--- begin SUPPLIED RECORDS ---
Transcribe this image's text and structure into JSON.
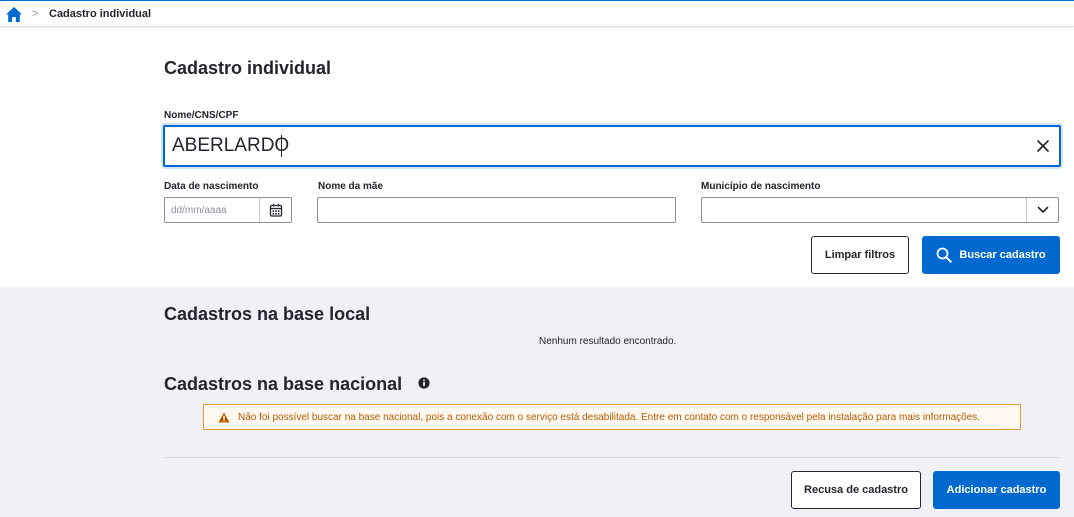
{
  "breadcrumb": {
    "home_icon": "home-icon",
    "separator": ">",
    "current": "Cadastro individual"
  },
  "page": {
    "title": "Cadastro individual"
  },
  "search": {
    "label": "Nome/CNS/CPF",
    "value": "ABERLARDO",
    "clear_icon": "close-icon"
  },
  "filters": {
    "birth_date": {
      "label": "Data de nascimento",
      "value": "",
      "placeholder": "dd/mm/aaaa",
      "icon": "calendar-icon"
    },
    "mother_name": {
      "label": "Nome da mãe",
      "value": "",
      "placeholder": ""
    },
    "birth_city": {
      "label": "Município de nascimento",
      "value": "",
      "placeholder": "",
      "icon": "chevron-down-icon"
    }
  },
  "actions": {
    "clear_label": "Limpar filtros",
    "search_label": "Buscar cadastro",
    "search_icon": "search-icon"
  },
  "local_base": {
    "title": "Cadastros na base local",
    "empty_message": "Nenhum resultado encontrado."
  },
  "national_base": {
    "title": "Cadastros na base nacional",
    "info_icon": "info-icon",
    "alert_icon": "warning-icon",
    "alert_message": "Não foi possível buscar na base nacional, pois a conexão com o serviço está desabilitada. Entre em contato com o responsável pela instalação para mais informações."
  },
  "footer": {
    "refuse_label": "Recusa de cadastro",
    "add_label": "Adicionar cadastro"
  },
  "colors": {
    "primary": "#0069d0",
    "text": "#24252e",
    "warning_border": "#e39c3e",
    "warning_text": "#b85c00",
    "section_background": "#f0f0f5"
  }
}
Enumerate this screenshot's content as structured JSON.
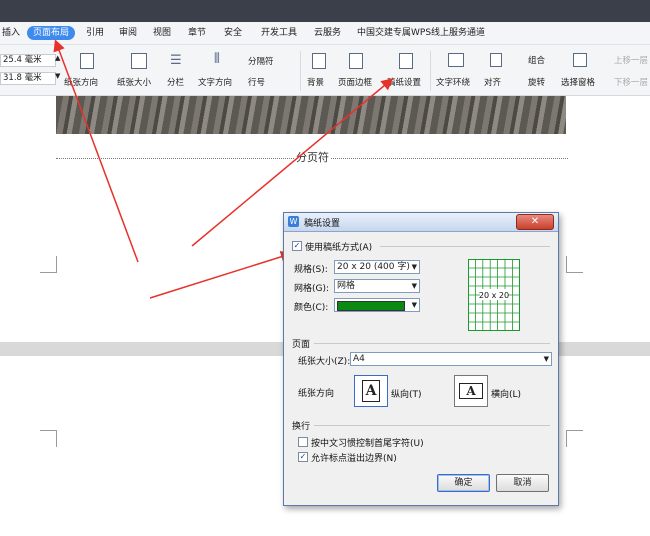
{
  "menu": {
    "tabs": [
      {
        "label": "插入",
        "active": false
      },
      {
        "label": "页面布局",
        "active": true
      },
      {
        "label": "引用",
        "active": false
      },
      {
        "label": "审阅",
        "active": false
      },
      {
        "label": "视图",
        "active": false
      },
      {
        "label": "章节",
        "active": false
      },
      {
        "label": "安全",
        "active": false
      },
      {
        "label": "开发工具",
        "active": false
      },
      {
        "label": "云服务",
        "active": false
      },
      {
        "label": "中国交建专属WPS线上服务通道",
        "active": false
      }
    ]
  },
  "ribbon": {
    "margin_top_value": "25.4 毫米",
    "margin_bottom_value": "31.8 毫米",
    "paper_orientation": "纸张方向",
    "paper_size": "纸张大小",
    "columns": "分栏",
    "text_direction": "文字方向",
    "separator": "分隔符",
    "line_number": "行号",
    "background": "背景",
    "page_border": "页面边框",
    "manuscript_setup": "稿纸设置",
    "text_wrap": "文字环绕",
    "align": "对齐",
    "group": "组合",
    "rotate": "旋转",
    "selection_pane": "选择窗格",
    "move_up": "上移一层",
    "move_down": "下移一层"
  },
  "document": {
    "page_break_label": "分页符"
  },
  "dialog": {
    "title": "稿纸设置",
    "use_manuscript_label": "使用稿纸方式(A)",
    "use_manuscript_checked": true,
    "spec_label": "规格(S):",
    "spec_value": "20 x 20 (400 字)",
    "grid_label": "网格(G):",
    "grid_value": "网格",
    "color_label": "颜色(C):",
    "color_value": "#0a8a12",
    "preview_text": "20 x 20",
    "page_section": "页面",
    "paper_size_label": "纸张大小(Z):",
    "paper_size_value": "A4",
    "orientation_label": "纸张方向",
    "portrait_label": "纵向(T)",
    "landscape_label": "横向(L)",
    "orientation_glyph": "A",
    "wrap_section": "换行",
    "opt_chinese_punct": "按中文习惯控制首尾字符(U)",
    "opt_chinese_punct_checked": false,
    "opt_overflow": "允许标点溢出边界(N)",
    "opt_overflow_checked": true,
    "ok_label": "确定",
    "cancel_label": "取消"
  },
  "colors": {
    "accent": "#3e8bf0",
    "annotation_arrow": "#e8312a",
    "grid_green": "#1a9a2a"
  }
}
--- end SUPPLIED RECORDS ---
## TO BE DONE
Nothing in the entries above should change when they are printed again, except that the pictures are dropped.

## RESULT FOR THIS EXERCISE
Transcribe this image's text and structure into JSON.
{
  "breadcrumb": {
    "home_icon": "home-icon",
    "separator": ">",
    "current": "Cadastro individual"
  },
  "page": {
    "title": "Cadastro individual"
  },
  "search": {
    "label": "Nome/CNS/CPF",
    "value": "ABERLARDO",
    "clear_icon": "close-icon"
  },
  "filters": {
    "birth_date": {
      "label": "Data de nascimento",
      "value": "",
      "placeholder": "dd/mm/aaaa",
      "icon": "calendar-icon"
    },
    "mother_name": {
      "label": "Nome da mãe",
      "value": "",
      "placeholder": ""
    },
    "birth_city": {
      "label": "Município de nascimento",
      "value": "",
      "placeholder": "",
      "icon": "chevron-down-icon"
    }
  },
  "actions": {
    "clear_label": "Limpar filtros",
    "search_label": "Buscar cadastro",
    "search_icon": "search-icon"
  },
  "local_base": {
    "title": "Cadastros na base local",
    "empty_message": "Nenhum resultado encontrado."
  },
  "national_base": {
    "title": "Cadastros na base nacional",
    "info_icon": "info-icon",
    "alert_icon": "warning-icon",
    "alert_message": "Não foi possível buscar na base nacional, pois a conexão com o serviço está desabilitada. Entre em contato com o responsável pela instalação para mais informações."
  },
  "footer": {
    "refuse_label": "Recusa de cadastro",
    "add_label": "Adicionar cadastro"
  },
  "colors": {
    "primary": "#0069d0",
    "text": "#24252e",
    "warning_border": "#e39c3e",
    "warning_text": "#b85c00",
    "section_background": "#f0f0f5"
  }
}
Enumerate this screenshot's content as structured JSON.
{
  "menu": {
    "tabs": [
      {
        "label": "插入",
        "active": false
      },
      {
        "label": "页面布局",
        "active": true
      },
      {
        "label": "引用",
        "active": false
      },
      {
        "label": "审阅",
        "active": false
      },
      {
        "label": "视图",
        "active": false
      },
      {
        "label": "章节",
        "active": false
      },
      {
        "label": "安全",
        "active": false
      },
      {
        "label": "开发工具",
        "active": false
      },
      {
        "label": "云服务",
        "active": false
      },
      {
        "label": "中国交建专属WPS线上服务通道",
        "active": false
      }
    ]
  },
  "ribbon": {
    "margin_top_value": "25.4 毫米",
    "margin_bottom_value": "31.8 毫米",
    "paper_orientation": "纸张方向",
    "paper_size": "纸张大小",
    "columns": "分栏",
    "text_direction": "文字方向",
    "separator": "分隔符",
    "line_number": "行号",
    "background": "背景",
    "page_border": "页面边框",
    "manuscript_setup": "稿纸设置",
    "text_wrap": "文字环绕",
    "align": "对齐",
    "group": "组合",
    "rotate": "旋转",
    "selection_pane": "选择窗格",
    "move_up": "上移一层",
    "move_down": "下移一层"
  },
  "document": {
    "page_break_label": "分页符"
  },
  "dialog": {
    "title": "稿纸设置",
    "use_manuscript_label": "使用稿纸方式(A)",
    "use_manuscript_checked": true,
    "spec_label": "规格(S):",
    "spec_value": "20 x 20 (400 字)",
    "grid_label": "网格(G):",
    "grid_value": "网格",
    "color_label": "颜色(C):",
    "color_value": "#0a8a12",
    "preview_text": "20 x 20",
    "page_section": "页面",
    "paper_size_label": "纸张大小(Z):",
    "paper_size_value": "A4",
    "orientation_label": "纸张方向",
    "portrait_label": "纵向(T)",
    "landscape_label": "横向(L)",
    "orientation_glyph": "A",
    "wrap_section": "换行",
    "opt_chinese_punct": "按中文习惯控制首尾字符(U)",
    "opt_chinese_punct_checked": false,
    "opt_overflow": "允许标点溢出边界(N)",
    "opt_overflow_checked": true,
    "ok_label": "确定",
    "cancel_label": "取消"
  },
  "colors": {
    "accent": "#3e8bf0",
    "annotation_arrow": "#e8312a",
    "grid_green": "#1a9a2a"
  }
}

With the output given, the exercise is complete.